— Start TEXT PASSAGE —

Here we go! The 2018 season kicked off in earnest with a day full of football, joy, sadness, and indigestion. Here are the highs and lows and general pontifications:
Fine and King Shine
If you're looking for stars, look no further than Mason Fine and D'Eriq King. Fine, the junior quarterback at North Texas completed 40 of 50 passes for 444 yards and three touchdowns as the Mean Green kicked the hell out of SMU in one of the more shocking results in college football.
King, the junior from Manvel harnassed the powers of the Houston offense to run away from a game Rice team in the second half. He ended his day 17 of 24 for 320 yards and three touchdowns. He added another score on the ground.
If you watched these two play last year, you know that these types of performances should be the norm in 2018.
Not Again Tom Herman, Not Again
Texas endured a fast start by Maryland, a weather delay, and generally sloppy play but couldn't overcome two late interceptions by Sam Ehlinger. Texas started slow and hit a stride in the second half, even leading into the fourth quarter, but Maryland salted the game away with those late picks and ten unanswered to win 34-29.
On a day when Oklahoma dismantled, absolutely and positively, Florida Atlantic, the Longhorns start couldn't have felt good for burnt orange fans. Texas didn't use Shane Buechele in the loss, so apparently, the season is on Ehlinger, but if he throws picks in critical situations like he did today, Herman will have to look down his bench.
Todd Orlando's defense took a step back from how they finished last season. The formula is pretty well established for Orlando and Herman, if they cause turnovers, they typically win, if not and if the rushing attack continues to stagnate, they don't.
Everything Texas wants is still out in front of them, but today raises a lot of questions.
Hope For Rice
The Owls skimmed by Prairie View on a last-second field goal by Jack Fox last week. This week the Rice gave Houston all the Coogs could handle until heat, speed, and depth issues took over in the fourth quarter. Shawn Stankavage, in particular, looked as useful as a Rice quarterback has looked in several years, rebounding from a less than stellar week zero performance.
You can see what the Owls want their defense to look like, they may not have the horses to get there, but Rice played with great effort today. Dylan Silcox continues to be anywhere and everywhere, and the front four rotation played well.

— End TEXT PASSAGE —
— Start SUPPLIED INFORMATION —

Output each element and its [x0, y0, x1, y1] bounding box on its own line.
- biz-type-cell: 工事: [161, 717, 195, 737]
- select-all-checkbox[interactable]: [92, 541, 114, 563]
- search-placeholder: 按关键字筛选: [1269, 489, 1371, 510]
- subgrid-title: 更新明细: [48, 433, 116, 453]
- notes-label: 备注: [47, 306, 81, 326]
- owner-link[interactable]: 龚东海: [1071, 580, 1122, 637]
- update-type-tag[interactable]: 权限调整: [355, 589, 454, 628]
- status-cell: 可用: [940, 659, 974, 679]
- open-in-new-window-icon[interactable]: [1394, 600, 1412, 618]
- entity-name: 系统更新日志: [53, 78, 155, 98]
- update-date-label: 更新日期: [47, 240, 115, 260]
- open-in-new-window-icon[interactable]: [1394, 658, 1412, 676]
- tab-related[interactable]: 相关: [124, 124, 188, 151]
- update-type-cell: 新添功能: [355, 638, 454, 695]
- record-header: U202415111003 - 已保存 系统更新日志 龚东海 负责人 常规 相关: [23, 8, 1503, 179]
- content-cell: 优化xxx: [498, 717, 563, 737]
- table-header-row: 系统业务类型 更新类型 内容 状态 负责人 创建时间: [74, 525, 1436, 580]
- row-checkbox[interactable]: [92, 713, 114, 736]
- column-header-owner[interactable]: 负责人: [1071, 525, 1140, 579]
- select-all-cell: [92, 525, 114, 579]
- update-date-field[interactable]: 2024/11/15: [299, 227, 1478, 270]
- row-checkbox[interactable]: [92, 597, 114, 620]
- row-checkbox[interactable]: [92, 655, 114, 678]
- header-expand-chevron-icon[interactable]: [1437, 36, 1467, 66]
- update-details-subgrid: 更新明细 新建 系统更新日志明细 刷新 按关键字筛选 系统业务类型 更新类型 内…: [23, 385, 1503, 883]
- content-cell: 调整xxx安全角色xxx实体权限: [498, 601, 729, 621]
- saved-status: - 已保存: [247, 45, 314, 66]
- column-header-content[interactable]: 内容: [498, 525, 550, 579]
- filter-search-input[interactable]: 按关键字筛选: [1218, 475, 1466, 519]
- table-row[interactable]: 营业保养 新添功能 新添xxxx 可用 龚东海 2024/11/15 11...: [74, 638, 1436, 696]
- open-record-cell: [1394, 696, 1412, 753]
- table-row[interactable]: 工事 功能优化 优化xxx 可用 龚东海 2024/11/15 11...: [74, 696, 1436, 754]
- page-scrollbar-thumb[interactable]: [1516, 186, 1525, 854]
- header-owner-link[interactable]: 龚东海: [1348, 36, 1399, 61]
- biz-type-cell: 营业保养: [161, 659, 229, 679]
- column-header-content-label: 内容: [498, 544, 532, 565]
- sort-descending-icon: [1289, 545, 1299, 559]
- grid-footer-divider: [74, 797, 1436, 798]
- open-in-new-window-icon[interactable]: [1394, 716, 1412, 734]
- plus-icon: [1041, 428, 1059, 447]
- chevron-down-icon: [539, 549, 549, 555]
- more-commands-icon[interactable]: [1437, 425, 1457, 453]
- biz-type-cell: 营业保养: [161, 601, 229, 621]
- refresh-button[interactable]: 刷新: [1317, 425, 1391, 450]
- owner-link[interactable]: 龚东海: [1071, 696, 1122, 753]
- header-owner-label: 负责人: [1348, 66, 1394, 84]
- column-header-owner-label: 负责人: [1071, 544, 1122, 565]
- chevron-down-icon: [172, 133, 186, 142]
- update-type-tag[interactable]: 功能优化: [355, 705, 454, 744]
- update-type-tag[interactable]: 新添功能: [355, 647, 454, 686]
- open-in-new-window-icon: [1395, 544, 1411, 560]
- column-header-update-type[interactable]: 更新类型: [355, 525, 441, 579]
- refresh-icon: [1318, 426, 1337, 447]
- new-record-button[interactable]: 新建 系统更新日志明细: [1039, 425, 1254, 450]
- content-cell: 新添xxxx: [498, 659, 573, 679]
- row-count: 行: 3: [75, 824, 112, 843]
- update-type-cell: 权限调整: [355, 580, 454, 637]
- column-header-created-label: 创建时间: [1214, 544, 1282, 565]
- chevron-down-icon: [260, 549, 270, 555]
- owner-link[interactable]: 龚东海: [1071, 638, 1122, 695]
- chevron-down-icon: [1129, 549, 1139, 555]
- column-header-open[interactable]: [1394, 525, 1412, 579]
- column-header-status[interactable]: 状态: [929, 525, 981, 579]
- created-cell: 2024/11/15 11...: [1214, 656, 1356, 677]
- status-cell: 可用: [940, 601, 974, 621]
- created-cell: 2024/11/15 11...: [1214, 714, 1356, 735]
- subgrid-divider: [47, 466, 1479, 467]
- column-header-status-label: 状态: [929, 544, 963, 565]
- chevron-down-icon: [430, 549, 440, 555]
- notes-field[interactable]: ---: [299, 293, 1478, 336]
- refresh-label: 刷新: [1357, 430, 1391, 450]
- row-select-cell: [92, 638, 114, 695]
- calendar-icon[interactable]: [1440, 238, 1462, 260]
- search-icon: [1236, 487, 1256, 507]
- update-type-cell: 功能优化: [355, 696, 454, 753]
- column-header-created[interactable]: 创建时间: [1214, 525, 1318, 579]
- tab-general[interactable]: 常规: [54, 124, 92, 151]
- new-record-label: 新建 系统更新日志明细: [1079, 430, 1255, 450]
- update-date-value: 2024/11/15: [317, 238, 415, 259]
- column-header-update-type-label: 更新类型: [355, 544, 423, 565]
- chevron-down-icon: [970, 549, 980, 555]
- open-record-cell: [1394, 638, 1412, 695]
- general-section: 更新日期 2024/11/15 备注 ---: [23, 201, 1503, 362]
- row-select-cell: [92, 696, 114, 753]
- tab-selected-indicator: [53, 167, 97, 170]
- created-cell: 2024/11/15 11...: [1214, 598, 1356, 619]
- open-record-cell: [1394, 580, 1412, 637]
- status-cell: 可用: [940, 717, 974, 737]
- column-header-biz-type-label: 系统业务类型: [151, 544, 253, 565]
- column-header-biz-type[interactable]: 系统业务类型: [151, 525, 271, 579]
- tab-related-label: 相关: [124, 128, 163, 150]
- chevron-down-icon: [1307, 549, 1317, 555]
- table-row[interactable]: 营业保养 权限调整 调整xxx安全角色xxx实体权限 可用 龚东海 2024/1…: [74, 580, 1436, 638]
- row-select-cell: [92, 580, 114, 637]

— End SUPPLIED INFORMATION —

REQUIRED TASK:
Please give the final score of Maryland's win over Texas, as reported in the college football recap.

OUTPUT FOR THIS TASK:
34-29